**RECORDS SHOWN**
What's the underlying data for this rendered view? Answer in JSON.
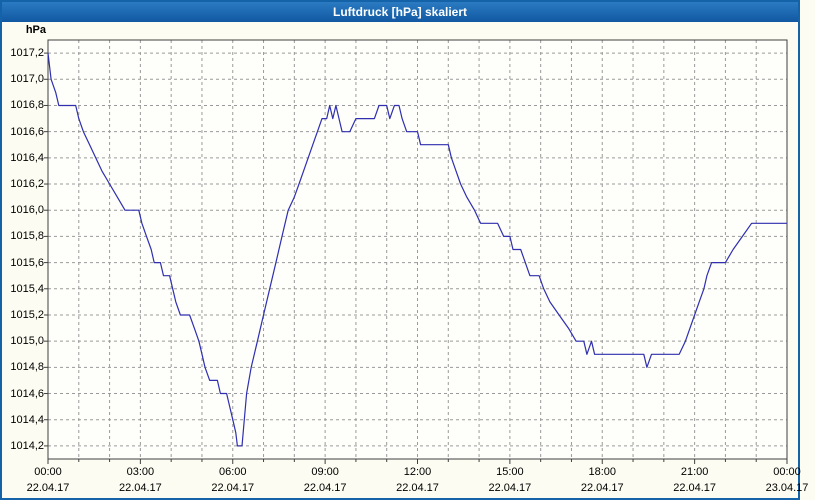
{
  "window": {
    "title": "Luftdruck [hPa] skaliert"
  },
  "colors": {
    "titlebar": "#1463A8",
    "window_border": "#1463A8",
    "background": "#FCFCF2",
    "plot_background": "#FEFEFA",
    "grid": "#9A9A9A",
    "plot_border": "#404040",
    "line": "#2F2FB0",
    "title_text": "#FFFFFF",
    "axis_text": "#000000"
  },
  "chart_data": {
    "type": "line",
    "title": "Luftdruck [hPa] skaliert",
    "xlabel": "",
    "ylabel": "hPa",
    "ylim": [
      1014.1,
      1017.3
    ],
    "xlim_hours": [
      0,
      24
    ],
    "grid": "on",
    "grid_style": "dashed",
    "x_gridline_interval_hours": 1,
    "y_gridline_interval": 0.2,
    "legend": "none",
    "yticks": [
      {
        "value": 1017.2,
        "label": "1017,2"
      },
      {
        "value": 1017.0,
        "label": "1017,0"
      },
      {
        "value": 1016.8,
        "label": "1016,8"
      },
      {
        "value": 1016.6,
        "label": "1016,6"
      },
      {
        "value": 1016.4,
        "label": "1016,4"
      },
      {
        "value": 1016.2,
        "label": "1016,2"
      },
      {
        "value": 1016.0,
        "label": "1016,0"
      },
      {
        "value": 1015.8,
        "label": "1015,8"
      },
      {
        "value": 1015.6,
        "label": "1015,6"
      },
      {
        "value": 1015.4,
        "label": "1015,4"
      },
      {
        "value": 1015.2,
        "label": "1015,2"
      },
      {
        "value": 1015.0,
        "label": "1015,0"
      },
      {
        "value": 1014.8,
        "label": "1014,8"
      },
      {
        "value": 1014.6,
        "label": "1014,6"
      },
      {
        "value": 1014.4,
        "label": "1014,4"
      },
      {
        "value": 1014.2,
        "label": "1014,2"
      }
    ],
    "xticks": [
      {
        "hour": 0,
        "time": "00:00",
        "date": "22.04.17"
      },
      {
        "hour": 3,
        "time": "03:00",
        "date": "22.04.17"
      },
      {
        "hour": 6,
        "time": "06:00",
        "date": "22.04.17"
      },
      {
        "hour": 9,
        "time": "09:00",
        "date": "22.04.17"
      },
      {
        "hour": 12,
        "time": "12:00",
        "date": "22.04.17"
      },
      {
        "hour": 15,
        "time": "15:00",
        "date": "22.04.17"
      },
      {
        "hour": 18,
        "time": "18:00",
        "date": "22.04.17"
      },
      {
        "hour": 21,
        "time": "21:00",
        "date": "22.04.17"
      },
      {
        "hour": 24,
        "time": "00:00",
        "date": "23.04.17"
      }
    ],
    "series": [
      {
        "name": "Luftdruck",
        "unit": "hPa",
        "color": "#2F2FB0",
        "points": [
          [
            0.0,
            1017.2
          ],
          [
            0.1,
            1017.0
          ],
          [
            0.25,
            1016.9
          ],
          [
            0.35,
            1016.8
          ],
          [
            0.9,
            1016.8
          ],
          [
            1.0,
            1016.7
          ],
          [
            1.15,
            1016.6
          ],
          [
            1.35,
            1016.5
          ],
          [
            1.55,
            1016.4
          ],
          [
            1.75,
            1016.3
          ],
          [
            2.0,
            1016.2
          ],
          [
            2.25,
            1016.1
          ],
          [
            2.5,
            1016.0
          ],
          [
            2.95,
            1016.0
          ],
          [
            3.05,
            1015.9
          ],
          [
            3.2,
            1015.8
          ],
          [
            3.35,
            1015.7
          ],
          [
            3.45,
            1015.6
          ],
          [
            3.65,
            1015.6
          ],
          [
            3.75,
            1015.5
          ],
          [
            3.95,
            1015.5
          ],
          [
            4.05,
            1015.4
          ],
          [
            4.15,
            1015.3
          ],
          [
            4.3,
            1015.2
          ],
          [
            4.6,
            1015.2
          ],
          [
            4.75,
            1015.1
          ],
          [
            4.9,
            1015.0
          ],
          [
            5.0,
            1014.9
          ],
          [
            5.1,
            1014.8
          ],
          [
            5.25,
            1014.7
          ],
          [
            5.5,
            1014.7
          ],
          [
            5.6,
            1014.6
          ],
          [
            5.8,
            1014.6
          ],
          [
            5.9,
            1014.5
          ],
          [
            6.0,
            1014.4
          ],
          [
            6.1,
            1014.3
          ],
          [
            6.15,
            1014.2
          ],
          [
            6.3,
            1014.2
          ],
          [
            6.45,
            1014.6
          ],
          [
            6.6,
            1014.8
          ],
          [
            6.8,
            1015.0
          ],
          [
            7.0,
            1015.2
          ],
          [
            7.2,
            1015.4
          ],
          [
            7.4,
            1015.6
          ],
          [
            7.6,
            1015.8
          ],
          [
            7.8,
            1016.0
          ],
          [
            8.0,
            1016.1
          ],
          [
            8.15,
            1016.2
          ],
          [
            8.3,
            1016.3
          ],
          [
            8.45,
            1016.4
          ],
          [
            8.6,
            1016.5
          ],
          [
            8.75,
            1016.6
          ],
          [
            8.9,
            1016.7
          ],
          [
            9.05,
            1016.7
          ],
          [
            9.15,
            1016.8
          ],
          [
            9.25,
            1016.7
          ],
          [
            9.35,
            1016.8
          ],
          [
            9.45,
            1016.7
          ],
          [
            9.55,
            1016.6
          ],
          [
            9.8,
            1016.6
          ],
          [
            10.0,
            1016.7
          ],
          [
            10.6,
            1016.7
          ],
          [
            10.75,
            1016.8
          ],
          [
            11.0,
            1016.8
          ],
          [
            11.1,
            1016.7
          ],
          [
            11.25,
            1016.8
          ],
          [
            11.4,
            1016.8
          ],
          [
            11.5,
            1016.7
          ],
          [
            11.65,
            1016.6
          ],
          [
            12.0,
            1016.6
          ],
          [
            12.1,
            1016.5
          ],
          [
            12.6,
            1016.5
          ],
          [
            13.0,
            1016.5
          ],
          [
            13.1,
            1016.4
          ],
          [
            13.25,
            1016.3
          ],
          [
            13.4,
            1016.2
          ],
          [
            13.6,
            1016.1
          ],
          [
            13.85,
            1016.0
          ],
          [
            14.05,
            1015.9
          ],
          [
            14.6,
            1015.9
          ],
          [
            14.8,
            1015.8
          ],
          [
            15.0,
            1015.8
          ],
          [
            15.1,
            1015.7
          ],
          [
            15.35,
            1015.7
          ],
          [
            15.5,
            1015.6
          ],
          [
            15.65,
            1015.5
          ],
          [
            15.95,
            1015.5
          ],
          [
            16.1,
            1015.4
          ],
          [
            16.3,
            1015.3
          ],
          [
            16.6,
            1015.2
          ],
          [
            16.9,
            1015.1
          ],
          [
            17.15,
            1015.0
          ],
          [
            17.4,
            1015.0
          ],
          [
            17.5,
            1014.9
          ],
          [
            17.65,
            1015.0
          ],
          [
            17.75,
            1014.9
          ],
          [
            18.0,
            1014.9
          ],
          [
            19.35,
            1014.9
          ],
          [
            19.45,
            1014.8
          ],
          [
            19.6,
            1014.9
          ],
          [
            20.5,
            1014.9
          ],
          [
            20.7,
            1015.0
          ],
          [
            20.85,
            1015.1
          ],
          [
            21.0,
            1015.2
          ],
          [
            21.15,
            1015.3
          ],
          [
            21.3,
            1015.4
          ],
          [
            21.4,
            1015.5
          ],
          [
            21.55,
            1015.6
          ],
          [
            22.0,
            1015.6
          ],
          [
            22.25,
            1015.7
          ],
          [
            22.55,
            1015.8
          ],
          [
            22.85,
            1015.9
          ],
          [
            23.2,
            1015.9
          ],
          [
            24.0,
            1015.9
          ]
        ]
      }
    ]
  }
}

**THE TASK**
Repeat the listing in full and exactly. Do not include any images.

**FULL RESPONSE**
What's the underlying data for this rendered view? Answer in JSON.
{
  "window": {
    "title": "Luftdruck [hPa] skaliert"
  },
  "colors": {
    "titlebar": "#1463A8",
    "window_border": "#1463A8",
    "background": "#FCFCF2",
    "plot_background": "#FEFEFA",
    "grid": "#9A9A9A",
    "plot_border": "#404040",
    "line": "#2F2FB0",
    "title_text": "#FFFFFF",
    "axis_text": "#000000"
  },
  "chart_data": {
    "type": "line",
    "title": "Luftdruck [hPa] skaliert",
    "xlabel": "",
    "ylabel": "hPa",
    "ylim": [
      1014.1,
      1017.3
    ],
    "xlim_hours": [
      0,
      24
    ],
    "grid": "on",
    "grid_style": "dashed",
    "x_gridline_interval_hours": 1,
    "y_gridline_interval": 0.2,
    "legend": "none",
    "yticks": [
      {
        "value": 1017.2,
        "label": "1017,2"
      },
      {
        "value": 1017.0,
        "label": "1017,0"
      },
      {
        "value": 1016.8,
        "label": "1016,8"
      },
      {
        "value": 1016.6,
        "label": "1016,6"
      },
      {
        "value": 1016.4,
        "label": "1016,4"
      },
      {
        "value": 1016.2,
        "label": "1016,2"
      },
      {
        "value": 1016.0,
        "label": "1016,0"
      },
      {
        "value": 1015.8,
        "label": "1015,8"
      },
      {
        "value": 1015.6,
        "label": "1015,6"
      },
      {
        "value": 1015.4,
        "label": "1015,4"
      },
      {
        "value": 1015.2,
        "label": "1015,2"
      },
      {
        "value": 1015.0,
        "label": "1015,0"
      },
      {
        "value": 1014.8,
        "label": "1014,8"
      },
      {
        "value": 1014.6,
        "label": "1014,6"
      },
      {
        "value": 1014.4,
        "label": "1014,4"
      },
      {
        "value": 1014.2,
        "label": "1014,2"
      }
    ],
    "xticks": [
      {
        "hour": 0,
        "time": "00:00",
        "date": "22.04.17"
      },
      {
        "hour": 3,
        "time": "03:00",
        "date": "22.04.17"
      },
      {
        "hour": 6,
        "time": "06:00",
        "date": "22.04.17"
      },
      {
        "hour": 9,
        "time": "09:00",
        "date": "22.04.17"
      },
      {
        "hour": 12,
        "time": "12:00",
        "date": "22.04.17"
      },
      {
        "hour": 15,
        "time": "15:00",
        "date": "22.04.17"
      },
      {
        "hour": 18,
        "time": "18:00",
        "date": "22.04.17"
      },
      {
        "hour": 21,
        "time": "21:00",
        "date": "22.04.17"
      },
      {
        "hour": 24,
        "time": "00:00",
        "date": "23.04.17"
      }
    ],
    "series": [
      {
        "name": "Luftdruck",
        "unit": "hPa",
        "color": "#2F2FB0",
        "points": [
          [
            0.0,
            1017.2
          ],
          [
            0.1,
            1017.0
          ],
          [
            0.25,
            1016.9
          ],
          [
            0.35,
            1016.8
          ],
          [
            0.9,
            1016.8
          ],
          [
            1.0,
            1016.7
          ],
          [
            1.15,
            1016.6
          ],
          [
            1.35,
            1016.5
          ],
          [
            1.55,
            1016.4
          ],
          [
            1.75,
            1016.3
          ],
          [
            2.0,
            1016.2
          ],
          [
            2.25,
            1016.1
          ],
          [
            2.5,
            1016.0
          ],
          [
            2.95,
            1016.0
          ],
          [
            3.05,
            1015.9
          ],
          [
            3.2,
            1015.8
          ],
          [
            3.35,
            1015.7
          ],
          [
            3.45,
            1015.6
          ],
          [
            3.65,
            1015.6
          ],
          [
            3.75,
            1015.5
          ],
          [
            3.95,
            1015.5
          ],
          [
            4.05,
            1015.4
          ],
          [
            4.15,
            1015.3
          ],
          [
            4.3,
            1015.2
          ],
          [
            4.6,
            1015.2
          ],
          [
            4.75,
            1015.1
          ],
          [
            4.9,
            1015.0
          ],
          [
            5.0,
            1014.9
          ],
          [
            5.1,
            1014.8
          ],
          [
            5.25,
            1014.7
          ],
          [
            5.5,
            1014.7
          ],
          [
            5.6,
            1014.6
          ],
          [
            5.8,
            1014.6
          ],
          [
            5.9,
            1014.5
          ],
          [
            6.0,
            1014.4
          ],
          [
            6.1,
            1014.3
          ],
          [
            6.15,
            1014.2
          ],
          [
            6.3,
            1014.2
          ],
          [
            6.45,
            1014.6
          ],
          [
            6.6,
            1014.8
          ],
          [
            6.8,
            1015.0
          ],
          [
            7.0,
            1015.2
          ],
          [
            7.2,
            1015.4
          ],
          [
            7.4,
            1015.6
          ],
          [
            7.6,
            1015.8
          ],
          [
            7.8,
            1016.0
          ],
          [
            8.0,
            1016.1
          ],
          [
            8.15,
            1016.2
          ],
          [
            8.3,
            1016.3
          ],
          [
            8.45,
            1016.4
          ],
          [
            8.6,
            1016.5
          ],
          [
            8.75,
            1016.6
          ],
          [
            8.9,
            1016.7
          ],
          [
            9.05,
            1016.7
          ],
          [
            9.15,
            1016.8
          ],
          [
            9.25,
            1016.7
          ],
          [
            9.35,
            1016.8
          ],
          [
            9.45,
            1016.7
          ],
          [
            9.55,
            1016.6
          ],
          [
            9.8,
            1016.6
          ],
          [
            10.0,
            1016.7
          ],
          [
            10.6,
            1016.7
          ],
          [
            10.75,
            1016.8
          ],
          [
            11.0,
            1016.8
          ],
          [
            11.1,
            1016.7
          ],
          [
            11.25,
            1016.8
          ],
          [
            11.4,
            1016.8
          ],
          [
            11.5,
            1016.7
          ],
          [
            11.65,
            1016.6
          ],
          [
            12.0,
            1016.6
          ],
          [
            12.1,
            1016.5
          ],
          [
            12.6,
            1016.5
          ],
          [
            13.0,
            1016.5
          ],
          [
            13.1,
            1016.4
          ],
          [
            13.25,
            1016.3
          ],
          [
            13.4,
            1016.2
          ],
          [
            13.6,
            1016.1
          ],
          [
            13.85,
            1016.0
          ],
          [
            14.05,
            1015.9
          ],
          [
            14.6,
            1015.9
          ],
          [
            14.8,
            1015.8
          ],
          [
            15.0,
            1015.8
          ],
          [
            15.1,
            1015.7
          ],
          [
            15.35,
            1015.7
          ],
          [
            15.5,
            1015.6
          ],
          [
            15.65,
            1015.5
          ],
          [
            15.95,
            1015.5
          ],
          [
            16.1,
            1015.4
          ],
          [
            16.3,
            1015.3
          ],
          [
            16.6,
            1015.2
          ],
          [
            16.9,
            1015.1
          ],
          [
            17.15,
            1015.0
          ],
          [
            17.4,
            1015.0
          ],
          [
            17.5,
            1014.9
          ],
          [
            17.65,
            1015.0
          ],
          [
            17.75,
            1014.9
          ],
          [
            18.0,
            1014.9
          ],
          [
            19.35,
            1014.9
          ],
          [
            19.45,
            1014.8
          ],
          [
            19.6,
            1014.9
          ],
          [
            20.5,
            1014.9
          ],
          [
            20.7,
            1015.0
          ],
          [
            20.85,
            1015.1
          ],
          [
            21.0,
            1015.2
          ],
          [
            21.15,
            1015.3
          ],
          [
            21.3,
            1015.4
          ],
          [
            21.4,
            1015.5
          ],
          [
            21.55,
            1015.6
          ],
          [
            22.0,
            1015.6
          ],
          [
            22.25,
            1015.7
          ],
          [
            22.55,
            1015.8
          ],
          [
            22.85,
            1015.9
          ],
          [
            23.2,
            1015.9
          ],
          [
            24.0,
            1015.9
          ]
        ]
      }
    ]
  }
}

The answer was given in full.